● **Problem to work on**
Keep the images out and copy every entry below exactly.

● **Supplied data**
--- BEGIN ---
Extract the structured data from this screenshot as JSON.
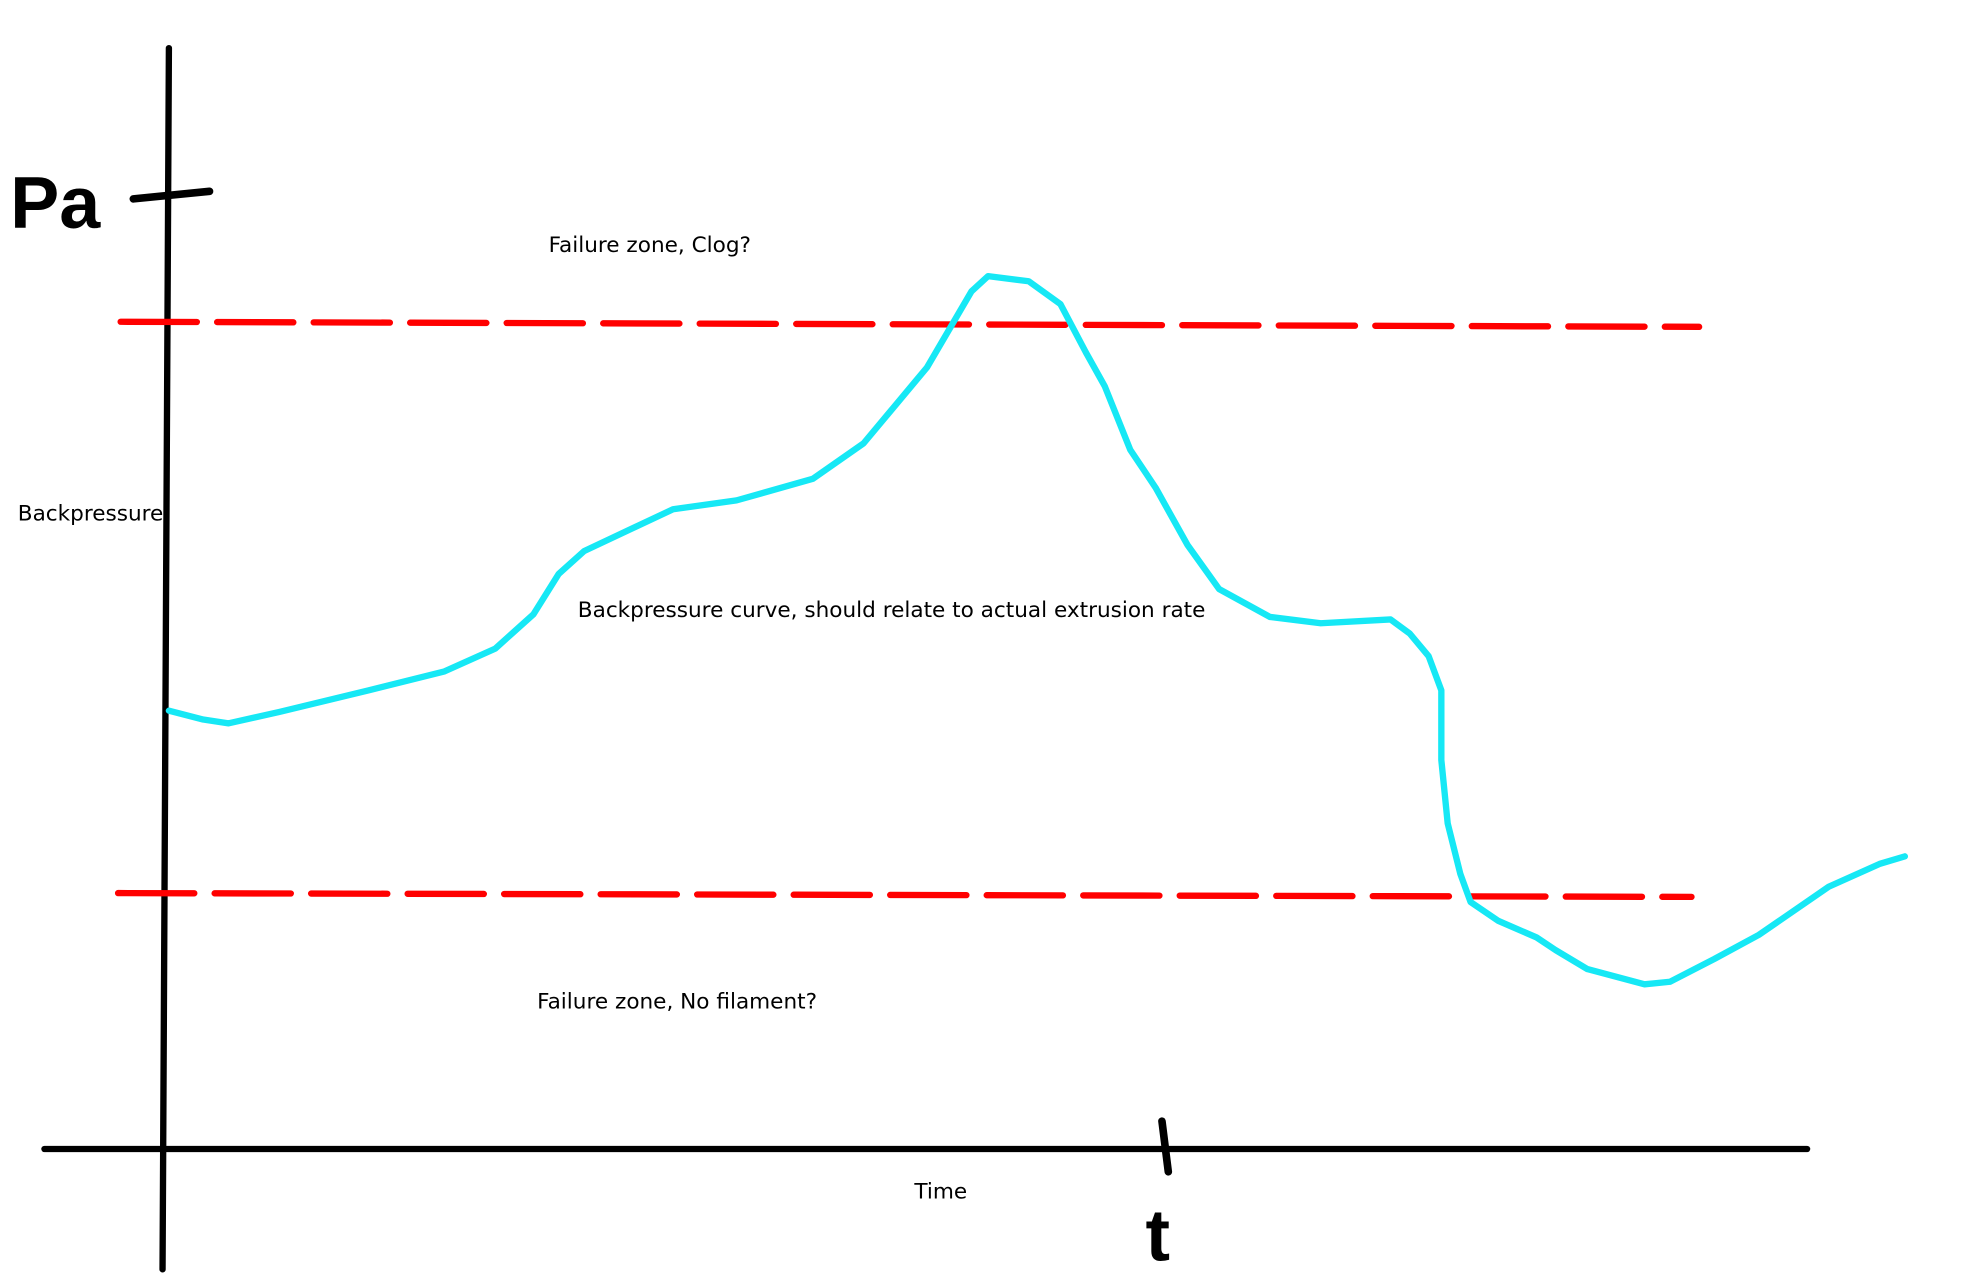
{
  "y_axis_symbol": "Pa",
  "y_axis_label": "Backpressure",
  "x_axis_label": "Time",
  "x_axis_symbol": "t",
  "upper_zone_label": "Failure zone, Clog?",
  "curve_label": "Backpressure curve, should relate to actual extrusion rate",
  "lower_zone_label": "Failure zone, No filament?"
}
--- END ---
● **Response**
Extract the structured data from this screenshot as JSON.
{
  "y_axis_symbol": "Pa",
  "y_axis_label": "Backpressure",
  "x_axis_label": "Time",
  "x_axis_symbol": "t",
  "upper_zone_label": "Failure zone, Clog?",
  "curve_label": "Backpressure curve, should relate to actual extrusion rate",
  "lower_zone_label": "Failure zone, No filament?"
}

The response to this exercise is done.